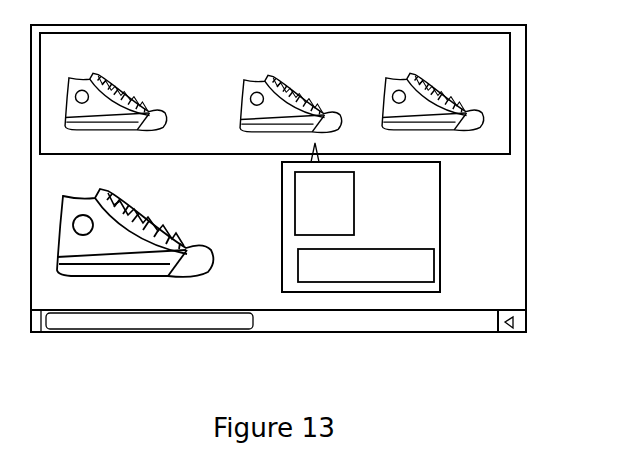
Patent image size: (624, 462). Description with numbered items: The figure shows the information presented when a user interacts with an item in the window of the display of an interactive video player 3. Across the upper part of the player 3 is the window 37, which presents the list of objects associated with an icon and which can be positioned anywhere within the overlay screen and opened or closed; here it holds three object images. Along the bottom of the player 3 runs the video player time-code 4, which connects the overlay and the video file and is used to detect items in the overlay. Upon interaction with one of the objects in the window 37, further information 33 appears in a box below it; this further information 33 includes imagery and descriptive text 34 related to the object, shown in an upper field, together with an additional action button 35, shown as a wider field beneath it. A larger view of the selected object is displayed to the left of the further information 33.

The interactive video player 3 is at (516, 197).
The video player time-code 4 is at (145, 322).
The further information 33 is at (288, 240).
The imagery and descriptive text 34 is at (340, 193).
The additional action button 35 is at (365, 255).
The window 37 is at (504, 95).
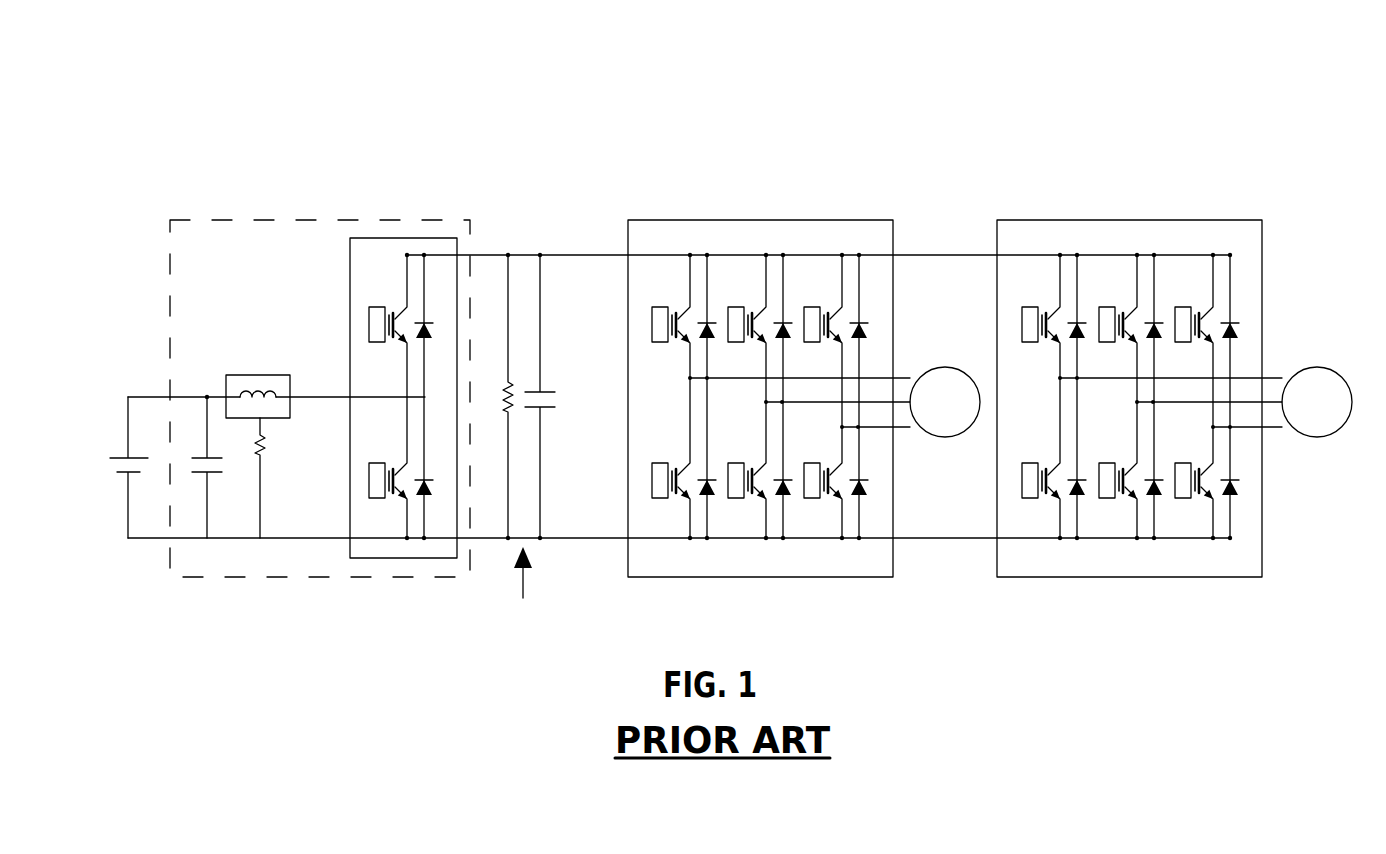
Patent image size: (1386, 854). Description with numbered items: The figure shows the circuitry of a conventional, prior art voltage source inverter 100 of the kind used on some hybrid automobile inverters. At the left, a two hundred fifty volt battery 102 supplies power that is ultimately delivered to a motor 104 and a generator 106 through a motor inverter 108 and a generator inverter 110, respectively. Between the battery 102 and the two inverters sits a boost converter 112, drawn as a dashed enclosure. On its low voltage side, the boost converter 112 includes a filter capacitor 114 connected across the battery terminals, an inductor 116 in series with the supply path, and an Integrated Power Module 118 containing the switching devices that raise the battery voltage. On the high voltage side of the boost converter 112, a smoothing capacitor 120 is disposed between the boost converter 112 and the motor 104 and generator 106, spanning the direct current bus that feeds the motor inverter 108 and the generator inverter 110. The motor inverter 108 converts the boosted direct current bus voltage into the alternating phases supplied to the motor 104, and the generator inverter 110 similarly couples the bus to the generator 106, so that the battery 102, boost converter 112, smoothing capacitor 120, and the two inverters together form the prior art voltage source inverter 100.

The voltage source inverter 100 is at (1250, 80).
The battery 102 is at (113, 458).
The motor 104 is at (958, 370).
The generator 106 is at (1345, 378).
The motor inverter 108 is at (832, 220).
The generator inverter 110 is at (1197, 220).
The boost converter 112 is at (300, 220).
The filter capacitor 114 is at (213, 477).
The inductor 116 is at (289, 375).
The Integrated Power Module 118 is at (413, 238).
The smoothing capacitor 120 is at (553, 393).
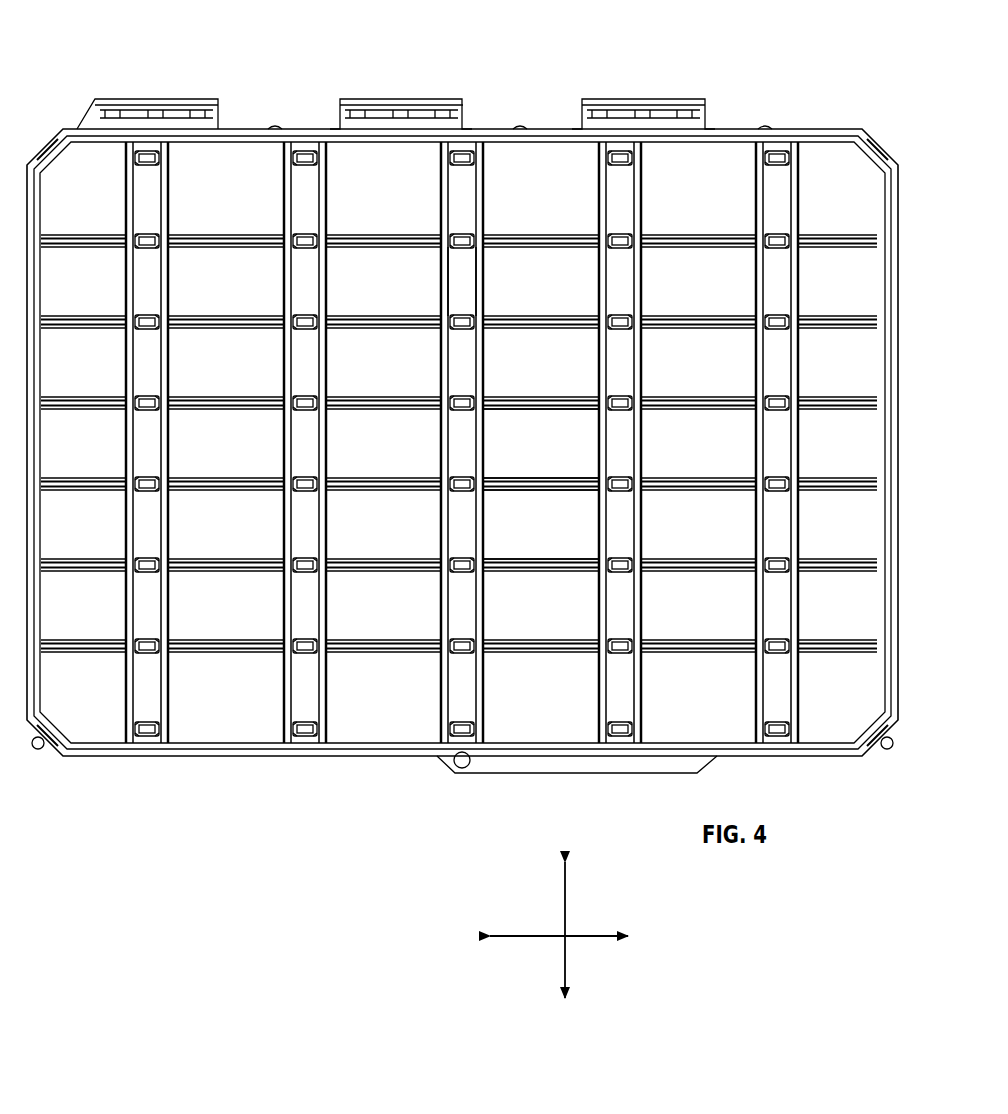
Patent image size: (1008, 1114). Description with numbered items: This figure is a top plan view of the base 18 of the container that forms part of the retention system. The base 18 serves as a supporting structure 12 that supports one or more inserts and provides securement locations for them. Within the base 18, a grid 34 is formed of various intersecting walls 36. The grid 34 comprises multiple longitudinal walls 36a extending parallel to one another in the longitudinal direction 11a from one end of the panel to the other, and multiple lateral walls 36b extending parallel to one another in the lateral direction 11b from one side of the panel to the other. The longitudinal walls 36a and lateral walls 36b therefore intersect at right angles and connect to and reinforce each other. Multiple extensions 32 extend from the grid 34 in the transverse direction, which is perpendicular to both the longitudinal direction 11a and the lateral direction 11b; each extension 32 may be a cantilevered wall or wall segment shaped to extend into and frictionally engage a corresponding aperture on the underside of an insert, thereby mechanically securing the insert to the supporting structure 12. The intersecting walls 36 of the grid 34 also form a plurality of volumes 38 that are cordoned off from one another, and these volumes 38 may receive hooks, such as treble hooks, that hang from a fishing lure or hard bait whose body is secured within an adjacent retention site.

The base 18 is at (748, 113).
The grid 34 is at (83, 175).
The supporting structure 12 is at (777, 220).
The walls 36 is at (348, 236).
The longitudinal walls 36a is at (350, 317).
The lateral walls 36b is at (480, 280).
The volumes 38 is at (542, 458).
The extensions 32 is at (300, 645).
The longitudinal direction 11a is at (532, 938).
The lateral direction 11b is at (566, 904).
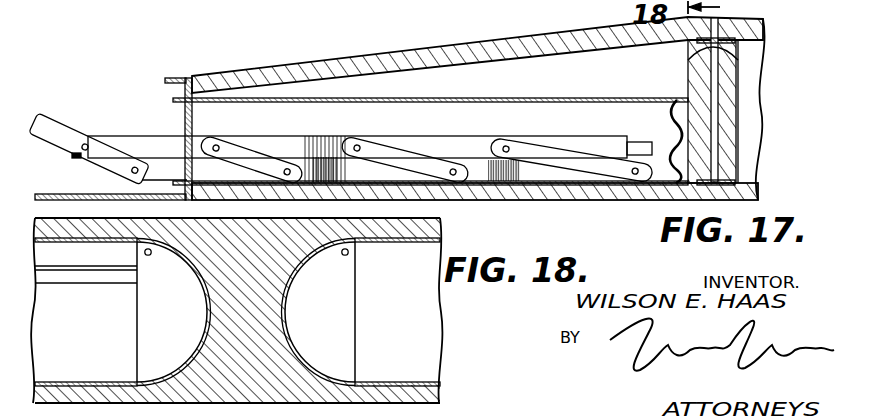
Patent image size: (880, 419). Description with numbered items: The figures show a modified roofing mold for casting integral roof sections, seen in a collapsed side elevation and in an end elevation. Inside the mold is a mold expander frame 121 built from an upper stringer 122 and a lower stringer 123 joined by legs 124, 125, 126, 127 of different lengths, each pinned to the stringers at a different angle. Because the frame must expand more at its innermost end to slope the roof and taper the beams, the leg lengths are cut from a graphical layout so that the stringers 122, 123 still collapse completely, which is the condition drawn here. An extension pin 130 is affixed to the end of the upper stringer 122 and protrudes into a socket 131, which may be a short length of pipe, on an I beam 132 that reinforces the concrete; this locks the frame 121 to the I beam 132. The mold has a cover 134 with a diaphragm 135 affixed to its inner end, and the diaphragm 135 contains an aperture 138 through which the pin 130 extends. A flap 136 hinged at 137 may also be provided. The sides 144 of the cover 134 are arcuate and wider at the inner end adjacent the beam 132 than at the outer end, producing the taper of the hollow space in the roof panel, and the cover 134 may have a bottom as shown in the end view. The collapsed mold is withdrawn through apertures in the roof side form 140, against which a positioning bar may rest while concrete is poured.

In FIG. 17, the mold expander frame 121 is at (92, 170).
In FIG. 17, the upper stringer 122 is at (448, 142).
In FIG. 17, the stringer 123 is at (322, 153).
In FIG. 17, the leg 124 is at (45, 120).
In FIG. 17, the leg 125 is at (248, 154).
In FIG. 17, the leg 126 is at (398, 152).
In FIG. 17, the leg 127 is at (551, 152).
In FIG. 17, the extension pin 130 is at (639, 147).
In FIG. 17, the socket 131 is at (699, 51).
In FIG. 17, the I beam 132 is at (724, 18).
In FIG. 17, the cover 134 is at (430, 141).
In FIG. 18, the cover 134 is at (100, 239).
In FIG. 17, the diaphragm 135 is at (675, 113).
In FIG. 18, the diaphragm 135 is at (246, 312).
In FIG. 18, the flap 136 is at (236, 310).
In FIG. 18, the hinge 137 is at (82, 272).
In FIG. 18, the aperture 138 is at (150, 256).
In FIG. 17, the roof side form 140 is at (186, 122).
In FIG. 18, the sides 144 is at (204, 341).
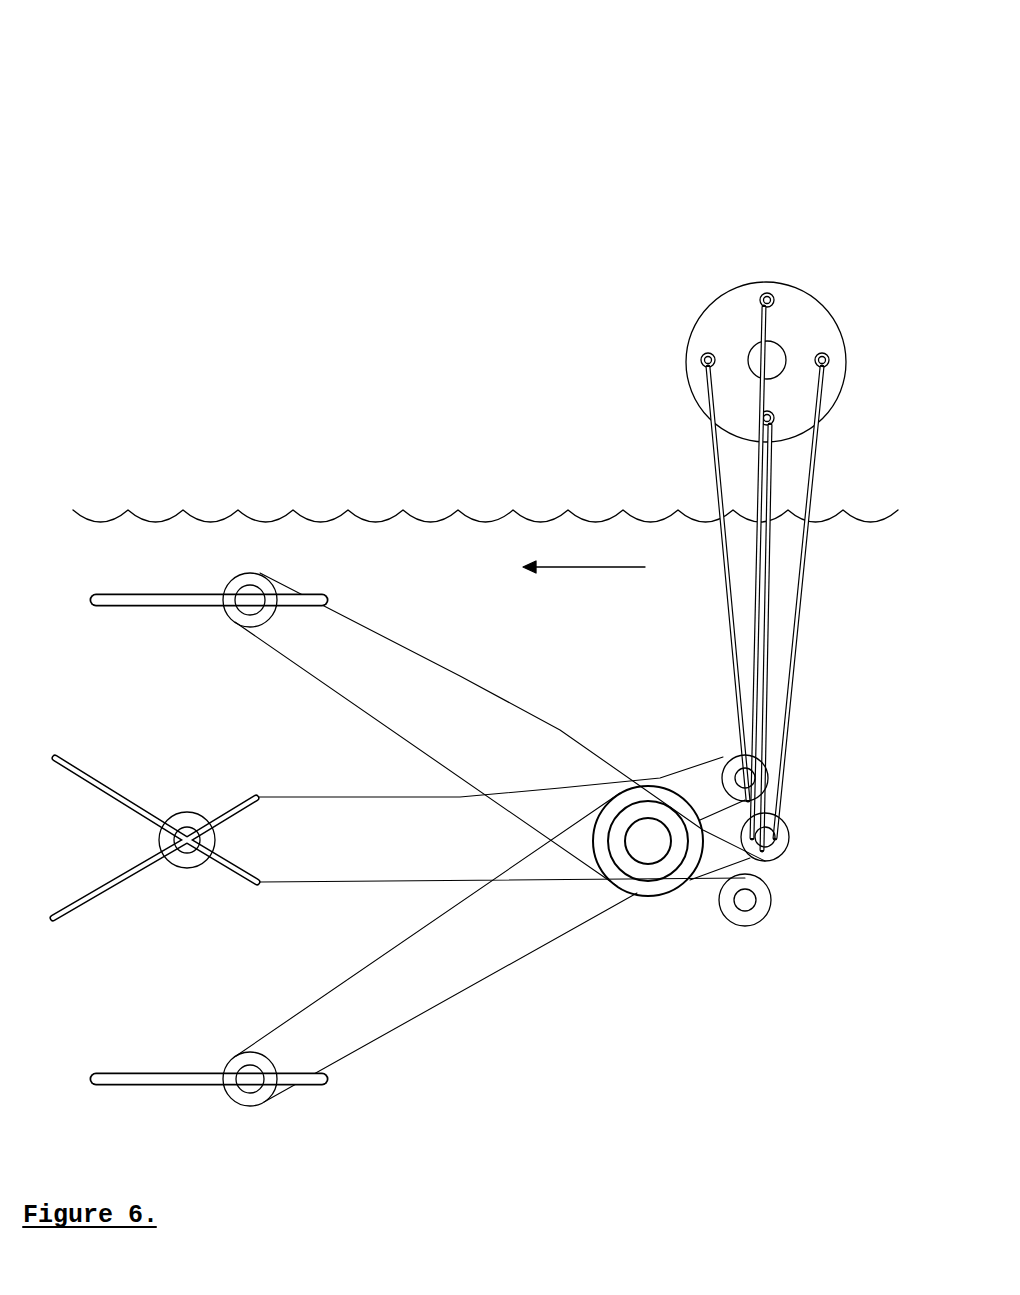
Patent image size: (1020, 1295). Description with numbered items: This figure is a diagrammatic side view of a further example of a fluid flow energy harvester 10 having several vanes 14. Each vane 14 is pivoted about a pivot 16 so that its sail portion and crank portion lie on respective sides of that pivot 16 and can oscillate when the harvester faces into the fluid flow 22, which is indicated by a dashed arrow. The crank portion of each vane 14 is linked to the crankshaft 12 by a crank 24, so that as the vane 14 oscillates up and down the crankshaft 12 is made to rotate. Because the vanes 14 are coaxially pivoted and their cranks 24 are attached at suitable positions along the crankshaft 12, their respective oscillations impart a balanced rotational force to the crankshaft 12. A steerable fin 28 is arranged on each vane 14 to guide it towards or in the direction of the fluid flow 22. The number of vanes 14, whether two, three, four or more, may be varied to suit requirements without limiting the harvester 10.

The fluid flow energy harvester 10 is at (150, 272).
The crankshaft 12 is at (754, 285).
The vane 14 is at (428, 964).
The pivot 16 is at (650, 842).
The fluid flow 22 is at (592, 567).
The crank 24 is at (728, 530).
The fin 28 is at (85, 897).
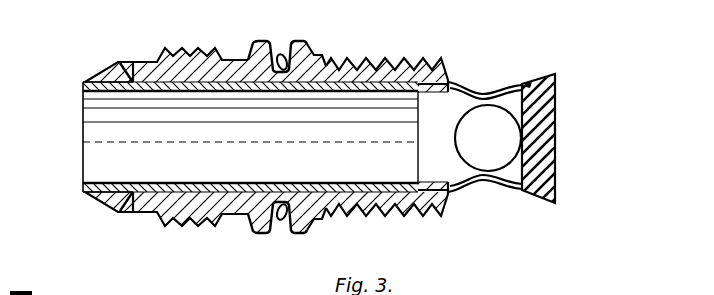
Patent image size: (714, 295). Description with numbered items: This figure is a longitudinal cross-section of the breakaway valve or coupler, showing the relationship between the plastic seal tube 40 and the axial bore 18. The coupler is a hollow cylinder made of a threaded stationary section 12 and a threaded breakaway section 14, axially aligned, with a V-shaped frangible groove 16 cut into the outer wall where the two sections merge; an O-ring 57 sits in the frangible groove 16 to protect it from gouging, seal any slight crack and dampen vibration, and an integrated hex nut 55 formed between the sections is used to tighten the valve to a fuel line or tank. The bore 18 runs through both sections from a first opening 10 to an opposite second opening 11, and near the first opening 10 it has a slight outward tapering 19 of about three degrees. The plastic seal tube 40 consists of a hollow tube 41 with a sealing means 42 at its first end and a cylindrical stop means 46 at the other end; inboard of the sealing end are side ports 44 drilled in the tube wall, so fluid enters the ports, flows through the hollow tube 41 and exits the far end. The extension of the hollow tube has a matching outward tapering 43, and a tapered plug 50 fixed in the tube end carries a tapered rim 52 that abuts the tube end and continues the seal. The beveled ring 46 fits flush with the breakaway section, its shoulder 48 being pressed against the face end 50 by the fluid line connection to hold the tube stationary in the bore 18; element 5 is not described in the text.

The first opening 10 is at (470, 195).
The second opening 11 is at (125, 80).
The threaded stationary section 12 is at (378, 56).
The threaded breakaway section 14 is at (172, 49).
The frangible groove 16 is at (318, 43).
The bore 18 is at (147, 84).
The outward tapering 19 is at (426, 92).
The plastic seal tube 40 is at (72, 161).
The hollow tube 41 is at (328, 58).
The sealing means 42 is at (489, 72).
The outward tapering 43 is at (538, 202).
The side ports 44 is at (500, 165).
The stop means 46 is at (103, 205).
The shoulder 48 is at (152, 216).
The face end 50 is at (135, 83).
The tapered rim 52 is at (534, 83).
The integrated hex nut 55 is at (300, 236).
The O-ring 57 is at (282, 238).
The coupling 5 is at (24, 291).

> _Short exercise_:
Print the lines above unchanged, from the line with "Patent image size: (1008, 1114)." to the line with "The longitudinal direction 11a is", including both of those lines.

> _Response to this exercise_:
Patent image size: (1008, 1114). Description with numbered items: This figure is a top plan view of the base 18 of the container that forms part of the retention system. The base 18 serves as a supporting structure 12 that supports one or more inserts and provides securement locations for them. Within the base 18, a grid 34 is formed of various intersecting walls 36. The grid 34 comprises multiple longitudinal walls 36a extending parallel to one another in the longitudinal direction 11a from one end of the panel to the other, and multiple lateral walls 36b extending parallel to one another in the lateral direction 11b from one side of the panel to the other. The longitudinal walls 36a and lateral walls 36b therefore intersect at right angles and connect to and reinforce each other. Multiple extensions 32 extend from the grid 34 in the transverse direction, which is perpendicular to both the longitudinal direction 11a and the lateral direction 11b; each extension 32 may be a cantilevered wall or wall segment shaped to extend into and frictionally engage a corresponding aperture on the underside of an insert, thereby mechanically securing the insert to the supporting structure 12. The intersecting walls 36 of the grid 34 also form a plurality of volumes 38 that are cordoned off from one another, and these volumes 38 may receive hooks, such as treble hooks, that hang from a fishing lure or hard bait whose body is secured within an adjacent retention site.

The base 18 is at (748, 113).
The grid 34 is at (83, 175).
The supporting structure 12 is at (777, 220).
The walls 36 is at (348, 236).
The longitudinal walls 36a is at (350, 317).
The lateral walls 36b is at (480, 280).
The volumes 38 is at (542, 458).
The extensions 32 is at (300, 645).
The longitudinal direction 11a is at (532, 938).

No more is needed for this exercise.